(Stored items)
__________________________________________________

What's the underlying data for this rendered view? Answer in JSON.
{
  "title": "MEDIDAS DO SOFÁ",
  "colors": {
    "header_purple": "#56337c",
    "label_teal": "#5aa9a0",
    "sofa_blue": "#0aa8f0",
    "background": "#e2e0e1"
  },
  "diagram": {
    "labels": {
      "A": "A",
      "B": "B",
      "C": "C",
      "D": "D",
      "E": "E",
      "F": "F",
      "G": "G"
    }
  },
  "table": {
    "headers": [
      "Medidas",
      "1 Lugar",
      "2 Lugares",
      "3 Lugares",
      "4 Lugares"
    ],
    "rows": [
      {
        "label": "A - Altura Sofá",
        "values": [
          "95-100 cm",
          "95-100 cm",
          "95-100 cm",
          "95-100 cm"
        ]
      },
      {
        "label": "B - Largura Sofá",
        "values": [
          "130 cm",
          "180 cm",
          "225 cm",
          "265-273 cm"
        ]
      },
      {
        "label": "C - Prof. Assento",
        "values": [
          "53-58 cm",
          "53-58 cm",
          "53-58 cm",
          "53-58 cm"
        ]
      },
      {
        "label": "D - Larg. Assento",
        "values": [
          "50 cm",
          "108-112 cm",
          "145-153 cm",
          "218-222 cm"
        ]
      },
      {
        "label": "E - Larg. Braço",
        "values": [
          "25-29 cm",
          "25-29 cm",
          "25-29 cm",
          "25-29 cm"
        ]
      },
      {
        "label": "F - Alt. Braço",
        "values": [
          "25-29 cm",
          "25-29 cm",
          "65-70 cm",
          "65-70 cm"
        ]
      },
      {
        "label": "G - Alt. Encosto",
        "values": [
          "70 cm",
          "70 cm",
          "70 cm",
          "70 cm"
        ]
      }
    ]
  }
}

__________________________________________________

» WORK INSTRUCTIONS
Return each line of the data that contains the string "Assento".

» ANSWER TO THE PROBLEM
        "label": "C - Prof. Assento",
        "label": "D - Larg. Assento",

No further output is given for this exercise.